Instruction
Write out the material exactly, leaving every picture behind.

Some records
################

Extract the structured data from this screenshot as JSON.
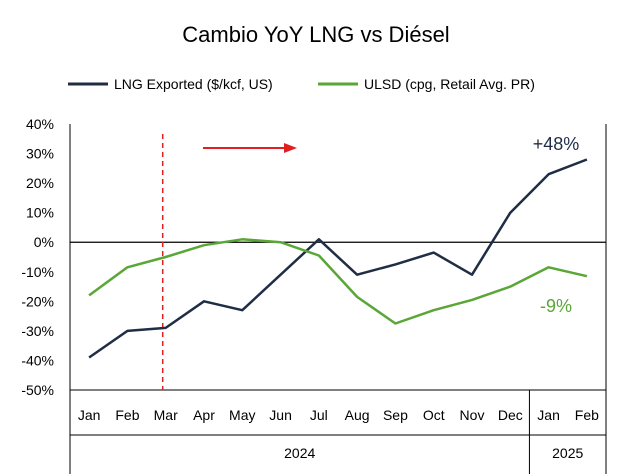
{
  "chart_data": {
    "type": "line",
    "title": "Cambio YoY LNG vs Diésel",
    "categories": [
      "Jan",
      "Feb",
      "Mar",
      "Apr",
      "May",
      "Jun",
      "Jul",
      "Aug",
      "Sep",
      "Oct",
      "Nov",
      "Dec",
      "Jan",
      "Feb"
    ],
    "year_groups": [
      {
        "label": "2024",
        "count": 12
      },
      {
        "label": "2025",
        "count": 2
      }
    ],
    "ylim": [
      -50,
      40
    ],
    "yticks": [
      -50,
      -40,
      -30,
      -20,
      -10,
      0,
      10,
      20,
      30,
      40
    ],
    "ytick_labels": [
      "-50%",
      "-40%",
      "-30%",
      "-20%",
      "-10%",
      "0%",
      "10%",
      "20%",
      "30%",
      "40%"
    ],
    "grid": false,
    "legend_position": "top",
    "series": [
      {
        "name": "LNG Exported ($/kcf, US)",
        "color": "#1f2d45",
        "values": [
          -39,
          -30,
          -29,
          -20,
          -23,
          -11,
          1,
          -11,
          -7.5,
          -3.5,
          -11,
          10,
          23,
          28
        ]
      },
      {
        "name": "ULSD (cpg, Retail Avg. PR)",
        "color": "#5aa636",
        "values": [
          -18,
          -8.5,
          -5,
          -1,
          1,
          0,
          -4.5,
          -18.5,
          -27.5,
          -23,
          -19.5,
          -15,
          -8.5,
          -11.5
        ]
      }
    ],
    "annotations": [
      {
        "text": "+48%",
        "series": 0,
        "color": "#1f2d45"
      },
      {
        "text": "-9%",
        "series": 1,
        "color": "#5aa636"
      }
    ],
    "marker_line_category": 2,
    "marker_line_color": "#e02020",
    "arrow_color": "#e02020"
  }
}
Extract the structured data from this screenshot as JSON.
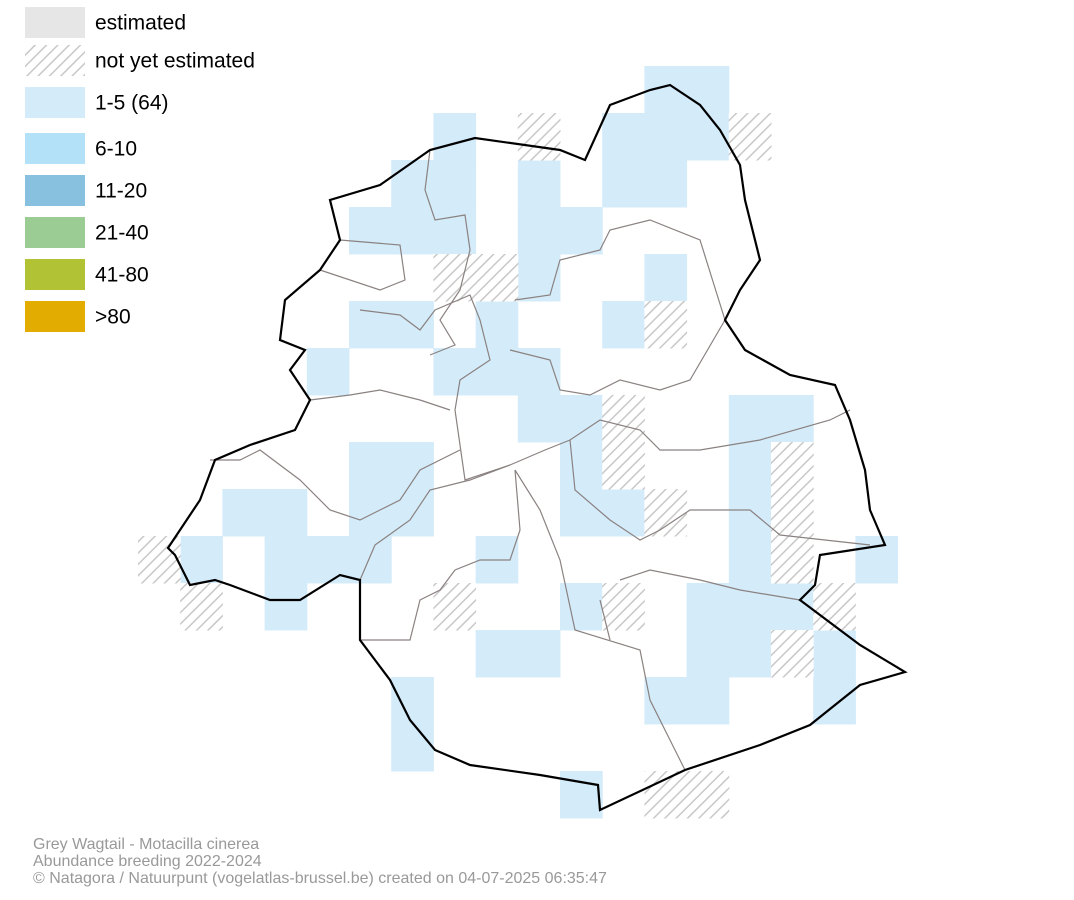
{
  "legend": [
    {
      "label": "estimated",
      "color": "#e6e6e6"
    },
    {
      "label": "not yet estimated",
      "pattern": "hatch"
    },
    {
      "label": "1-5 (64)",
      "color": "#d4ebfa"
    },
    {
      "label": "6-10",
      "color": "#b3e1f8"
    },
    {
      "label": "11-20",
      "color": "#88c0df"
    },
    {
      "label": "21-40",
      "color": "#9acc94"
    },
    {
      "label": "41-80",
      "color": "#b1c235"
    },
    {
      "label": ">80",
      "color": "#e2ac00"
    }
  ],
  "footer": [
    "Grey Wagtail - Motacilla cinerea",
    "Abundance breeding 2022-2024",
    "© Natagora / Natuurpunt (vogelatlas-brussel.be) created on 04-07-2025 06:35:47"
  ]
}
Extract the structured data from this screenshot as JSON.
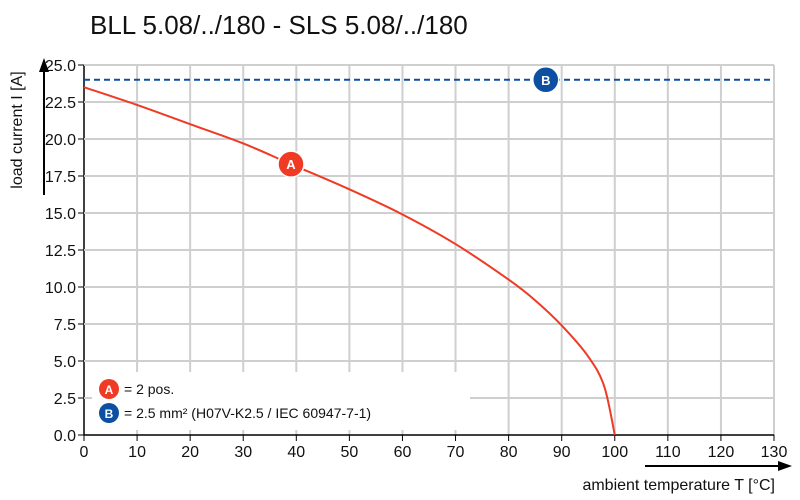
{
  "chart_data": {
    "type": "line",
    "title": "BLL 5.08/../180 - SLS 5.08/../180",
    "xlabel": "ambient temperature T [°C]",
    "ylabel": "load current I [A]",
    "xlim": [
      0,
      130
    ],
    "ylim": [
      0,
      25
    ],
    "x_ticks": [
      0,
      10,
      20,
      30,
      40,
      50,
      60,
      70,
      80,
      90,
      100,
      110,
      120,
      130
    ],
    "y_ticks": [
      0,
      2.5,
      5,
      7.5,
      10,
      12.5,
      15,
      17.5,
      20,
      22.5,
      25
    ],
    "y_tick_labels": [
      "0.0",
      "2.5",
      "5.0",
      "7.5",
      "10.0",
      "12.5",
      "15.0",
      "17.5",
      "20.0",
      "22.5",
      "25.0"
    ],
    "grid": true,
    "series": [
      {
        "name": "A",
        "color": "#f03a24",
        "style": "solid",
        "x": [
          0,
          10,
          20,
          30,
          39,
          50,
          60,
          70,
          80,
          85,
          90,
          95,
          98,
          100
        ],
        "y": [
          23.5,
          22.3,
          21.0,
          19.7,
          18.3,
          16.6,
          14.9,
          12.9,
          10.5,
          9.1,
          7.4,
          5.3,
          3.3,
          0
        ]
      },
      {
        "name": "B",
        "color": "#0d4fa0",
        "style": "dashed",
        "x": [
          0,
          130
        ],
        "y": [
          24,
          24
        ]
      }
    ],
    "markers": [
      {
        "label": "A",
        "x": 39,
        "y": 18.3,
        "color": "#f03a24"
      },
      {
        "label": "B",
        "x": 87,
        "y": 24,
        "color": "#0d4fa0"
      }
    ],
    "legend": {
      "placement": "bottom-left",
      "entries": [
        {
          "marker": "A",
          "text": "= 2 pos."
        },
        {
          "marker": "B",
          "text": "= 2.5 mm² (H07V-K2.5 / IEC 60947-7-1)"
        }
      ]
    }
  }
}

################

Reply
Extract the structured data from this screenshot as JSON.
{
  "chart_data": {
    "type": "line",
    "title": "Cambio YoY LNG vs Diésel",
    "categories": [
      "Jan",
      "Feb",
      "Mar",
      "Apr",
      "May",
      "Jun",
      "Jul",
      "Aug",
      "Sep",
      "Oct",
      "Nov",
      "Dec",
      "Jan",
      "Feb"
    ],
    "year_groups": [
      {
        "label": "2024",
        "count": 12
      },
      {
        "label": "2025",
        "count": 2
      }
    ],
    "ylim": [
      -50,
      40
    ],
    "yticks": [
      -50,
      -40,
      -30,
      -20,
      -10,
      0,
      10,
      20,
      30,
      40
    ],
    "ytick_labels": [
      "-50%",
      "-40%",
      "-30%",
      "-20%",
      "-10%",
      "0%",
      "10%",
      "20%",
      "30%",
      "40%"
    ],
    "grid": false,
    "legend_position": "top",
    "series": [
      {
        "name": "LNG Exported ($/kcf, US)",
        "color": "#1f2d45",
        "values": [
          -39,
          -30,
          -29,
          -20,
          -23,
          -11,
          1,
          -11,
          -7.5,
          -3.5,
          -11,
          10,
          23,
          28
        ]
      },
      {
        "name": "ULSD (cpg, Retail Avg. PR)",
        "color": "#5aa636",
        "values": [
          -18,
          -8.5,
          -5,
          -1,
          1,
          0,
          -4.5,
          -18.5,
          -27.5,
          -23,
          -19.5,
          -15,
          -8.5,
          -11.5
        ]
      }
    ],
    "annotations": [
      {
        "text": "+48%",
        "series": 0,
        "color": "#1f2d45"
      },
      {
        "text": "-9%",
        "series": 1,
        "color": "#5aa636"
      }
    ],
    "marker_line_category": 2,
    "marker_line_color": "#e02020",
    "arrow_color": "#e02020"
  }
}
Extract the structured data from this screenshot as JSON.
{
  "legend": [
    {
      "label": "estimated",
      "color": "#e6e6e6"
    },
    {
      "label": "not yet estimated",
      "pattern": "hatch"
    },
    {
      "label": "1-5 (64)",
      "color": "#d4ebfa"
    },
    {
      "label": "6-10",
      "color": "#b3e1f8"
    },
    {
      "label": "11-20",
      "color": "#88c0df"
    },
    {
      "label": "21-40",
      "color": "#9acc94"
    },
    {
      "label": "41-80",
      "color": "#b1c235"
    },
    {
      "label": ">80",
      "color": "#e2ac00"
    }
  ],
  "footer": [
    "Grey Wagtail - Motacilla cinerea",
    "Abundance breeding 2022-2024",
    "© Natagora / Natuurpunt (vogelatlas-brussel.be) created on 04-07-2025 06:35:47"
  ]
}
Extract the structured data from this screenshot as JSON.
{
  "chart_data": {
    "type": "line",
    "title": "BLL 5.08/../180 - SLS 5.08/../180",
    "xlabel": "ambient temperature T [°C]",
    "ylabel": "load current I [A]",
    "xlim": [
      0,
      130
    ],
    "ylim": [
      0,
      25
    ],
    "x_ticks": [
      0,
      10,
      20,
      30,
      40,
      50,
      60,
      70,
      80,
      90,
      100,
      110,
      120,
      130
    ],
    "y_ticks": [
      0,
      2.5,
      5,
      7.5,
      10,
      12.5,
      15,
      17.5,
      20,
      22.5,
      25
    ],
    "y_tick_labels": [
      "0.0",
      "2.5",
      "5.0",
      "7.5",
      "10.0",
      "12.5",
      "15.0",
      "17.5",
      "20.0",
      "22.5",
      "25.0"
    ],
    "grid": true,
    "series": [
      {
        "name": "A",
        "color": "#f03a24",
        "style": "solid",
        "x": [
          0,
          10,
          20,
          30,
          39,
          50,
          60,
          70,
          80,
          85,
          90,
          95,
          98,
          100
        ],
        "y": [
          23.5,
          22.3,
          21.0,
          19.7,
          18.3,
          16.6,
          14.9,
          12.9,
          10.5,
          9.1,
          7.4,
          5.3,
          3.3,
          0
        ]
      },
      {
        "name": "B",
        "color": "#0d4fa0",
        "style": "dashed",
        "x": [
          0,
          130
        ],
        "y": [
          24,
          24
        ]
      }
    ],
    "markers": [
      {
        "label": "A",
        "x": 39,
        "y": 18.3,
        "color": "#f03a24"
      },
      {
        "label": "B",
        "x": 87,
        "y": 24,
        "color": "#0d4fa0"
      }
    ],
    "legend": {
      "placement": "bottom-left",
      "entries": [
        {
          "marker": "A",
          "text": "= 2 pos."
        },
        {
          "marker": "B",
          "text": "= 2.5 mm² (H07V-K2.5 / IEC 60947-7-1)"
        }
      ]
    }
  }
}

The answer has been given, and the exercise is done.